Quote the whole listing word for word, please.

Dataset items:
____
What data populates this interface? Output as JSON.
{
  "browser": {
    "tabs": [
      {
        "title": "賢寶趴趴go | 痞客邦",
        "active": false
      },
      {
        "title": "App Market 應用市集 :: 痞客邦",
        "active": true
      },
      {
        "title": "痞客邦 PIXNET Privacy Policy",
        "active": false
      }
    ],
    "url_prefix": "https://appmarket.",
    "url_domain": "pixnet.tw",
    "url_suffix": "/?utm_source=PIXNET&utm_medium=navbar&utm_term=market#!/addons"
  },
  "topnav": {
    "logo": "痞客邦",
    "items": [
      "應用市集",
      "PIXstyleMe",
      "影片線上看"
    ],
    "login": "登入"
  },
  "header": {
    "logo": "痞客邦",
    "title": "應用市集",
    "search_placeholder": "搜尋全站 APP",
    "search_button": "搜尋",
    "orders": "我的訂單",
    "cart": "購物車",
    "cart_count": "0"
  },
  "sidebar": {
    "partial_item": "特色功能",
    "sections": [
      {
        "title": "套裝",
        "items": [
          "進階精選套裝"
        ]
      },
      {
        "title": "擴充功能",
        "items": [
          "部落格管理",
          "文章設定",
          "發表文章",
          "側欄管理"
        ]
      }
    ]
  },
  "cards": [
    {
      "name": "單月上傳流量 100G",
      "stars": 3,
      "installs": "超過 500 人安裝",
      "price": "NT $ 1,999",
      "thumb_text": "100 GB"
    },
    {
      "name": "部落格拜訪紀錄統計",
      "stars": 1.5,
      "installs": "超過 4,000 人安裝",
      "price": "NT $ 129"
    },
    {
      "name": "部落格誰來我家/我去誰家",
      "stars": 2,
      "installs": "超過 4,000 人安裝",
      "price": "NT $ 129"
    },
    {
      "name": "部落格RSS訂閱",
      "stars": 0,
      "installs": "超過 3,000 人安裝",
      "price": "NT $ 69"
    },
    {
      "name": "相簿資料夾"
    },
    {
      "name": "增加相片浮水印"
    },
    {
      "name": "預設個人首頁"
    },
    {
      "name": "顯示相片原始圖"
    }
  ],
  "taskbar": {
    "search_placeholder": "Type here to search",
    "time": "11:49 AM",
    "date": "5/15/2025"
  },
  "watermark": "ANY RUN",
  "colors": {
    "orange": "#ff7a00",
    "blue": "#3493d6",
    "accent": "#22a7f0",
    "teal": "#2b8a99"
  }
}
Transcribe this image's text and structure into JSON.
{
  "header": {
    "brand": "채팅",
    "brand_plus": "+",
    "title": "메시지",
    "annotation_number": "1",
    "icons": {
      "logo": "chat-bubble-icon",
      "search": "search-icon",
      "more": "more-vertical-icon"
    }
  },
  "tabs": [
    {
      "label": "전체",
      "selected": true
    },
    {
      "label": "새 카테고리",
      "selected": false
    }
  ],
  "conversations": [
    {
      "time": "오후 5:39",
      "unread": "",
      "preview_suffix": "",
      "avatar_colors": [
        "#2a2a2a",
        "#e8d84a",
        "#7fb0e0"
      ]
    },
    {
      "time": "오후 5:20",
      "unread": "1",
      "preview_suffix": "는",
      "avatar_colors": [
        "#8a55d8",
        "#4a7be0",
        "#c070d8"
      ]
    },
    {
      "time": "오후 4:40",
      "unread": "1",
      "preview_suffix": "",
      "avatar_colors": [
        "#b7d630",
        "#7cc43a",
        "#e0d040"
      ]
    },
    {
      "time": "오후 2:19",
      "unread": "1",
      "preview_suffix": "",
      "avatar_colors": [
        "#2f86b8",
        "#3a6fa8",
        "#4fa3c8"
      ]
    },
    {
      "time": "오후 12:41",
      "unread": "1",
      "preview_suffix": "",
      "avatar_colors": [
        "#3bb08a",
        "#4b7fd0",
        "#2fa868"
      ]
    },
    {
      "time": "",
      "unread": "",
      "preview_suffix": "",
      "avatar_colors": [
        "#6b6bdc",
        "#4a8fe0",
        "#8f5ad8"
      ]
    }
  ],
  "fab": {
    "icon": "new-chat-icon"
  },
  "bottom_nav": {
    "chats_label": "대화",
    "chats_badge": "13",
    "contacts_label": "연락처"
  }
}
____
◆ **COMPLETED TASK**:
What data populates this interface? Output as JSON.
{
  "browser": {
    "tabs": [
      {
        "title": "賢寶趴趴go | 痞客邦",
        "active": false
      },
      {
        "title": "App Market 應用市集 :: 痞客邦",
        "active": true
      },
      {
        "title": "痞客邦 PIXNET Privacy Policy",
        "active": false
      }
    ],
    "url_prefix": "https://appmarket.",
    "url_domain": "pixnet.tw",
    "url_suffix": "/?utm_source=PIXNET&utm_medium=navbar&utm_term=market#!/addons"
  },
  "topnav": {
    "logo": "痞客邦",
    "items": [
      "應用市集",
      "PIXstyleMe",
      "影片線上看"
    ],
    "login": "登入"
  },
  "header": {
    "logo": "痞客邦",
    "title": "應用市集",
    "search_placeholder": "搜尋全站 APP",
    "search_button": "搜尋",
    "orders": "我的訂單",
    "cart": "購物車",
    "cart_count": "0"
  },
  "sidebar": {
    "partial_item": "特色功能",
    "sections": [
      {
        "title": "套裝",
        "items": [
          "進階精選套裝"
        ]
      },
      {
        "title": "擴充功能",
        "items": [
          "部落格管理",
          "文章設定",
          "發表文章",
          "側欄管理"
        ]
      }
    ]
  },
  "cards": [
    {
      "name": "單月上傳流量 100G",
      "stars": 3,
      "installs": "超過 500 人安裝",
      "price": "NT $ 1,999",
      "thumb_text": "100 GB"
    },
    {
      "name": "部落格拜訪紀錄統計",
      "stars": 1.5,
      "installs": "超過 4,000 人安裝",
      "price": "NT $ 129"
    },
    {
      "name": "部落格誰來我家/我去誰家",
      "stars": 2,
      "installs": "超過 4,000 人安裝",
      "price": "NT $ 129"
    },
    {
      "name": "部落格RSS訂閱",
      "stars": 0,
      "installs": "超過 3,000 人安裝",
      "price": "NT $ 69"
    },
    {
      "name": "相簿資料夾"
    },
    {
      "name": "增加相片浮水印"
    },
    {
      "name": "預設個人首頁"
    },
    {
      "name": "顯示相片原始圖"
    }
  ],
  "taskbar": {
    "search_placeholder": "Type here to search",
    "time": "11:49 AM",
    "date": "5/15/2025"
  },
  "watermark": "ANY RUN",
  "colors": {
    "orange": "#ff7a00",
    "blue": "#3493d6",
    "accent": "#22a7f0",
    "teal": "#2b8a99"
  }
}
Transcribe this image's text and structure into JSON.
{
  "header": {
    "brand": "채팅",
    "brand_plus": "+",
    "title": "메시지",
    "annotation_number": "1",
    "icons": {
      "logo": "chat-bubble-icon",
      "search": "search-icon",
      "more": "more-vertical-icon"
    }
  },
  "tabs": [
    {
      "label": "전체",
      "selected": true
    },
    {
      "label": "새 카테고리",
      "selected": false
    }
  ],
  "conversations": [
    {
      "time": "오후 5:39",
      "unread": "",
      "preview_suffix": "",
      "avatar_colors": [
        "#2a2a2a",
        "#e8d84a",
        "#7fb0e0"
      ]
    },
    {
      "time": "오후 5:20",
      "unread": "1",
      "preview_suffix": "는",
      "avatar_colors": [
        "#8a55d8",
        "#4a7be0",
        "#c070d8"
      ]
    },
    {
      "time": "오후 4:40",
      "unread": "1",
      "preview_suffix": "",
      "avatar_colors": [
        "#b7d630",
        "#7cc43a",
        "#e0d040"
      ]
    },
    {
      "time": "오후 2:19",
      "unread": "1",
      "preview_suffix": "",
      "avatar_colors": [
        "#2f86b8",
        "#3a6fa8",
        "#4fa3c8"
      ]
    },
    {
      "time": "오후 12:41",
      "unread": "1",
      "preview_suffix": "",
      "avatar_colors": [
        "#3bb08a",
        "#4b7fd0",
        "#2fa868"
      ]
    },
    {
      "time": "",
      "unread": "",
      "preview_suffix": "",
      "avatar_colors": [
        "#6b6bdc",
        "#4a8fe0",
        "#8f5ad8"
      ]
    }
  ],
  "fab": {
    "icon": "new-chat-icon"
  },
  "bottom_nav": {
    "chats_label": "대화",
    "chats_badge": "13",
    "contacts_label": "연락처"
  }
}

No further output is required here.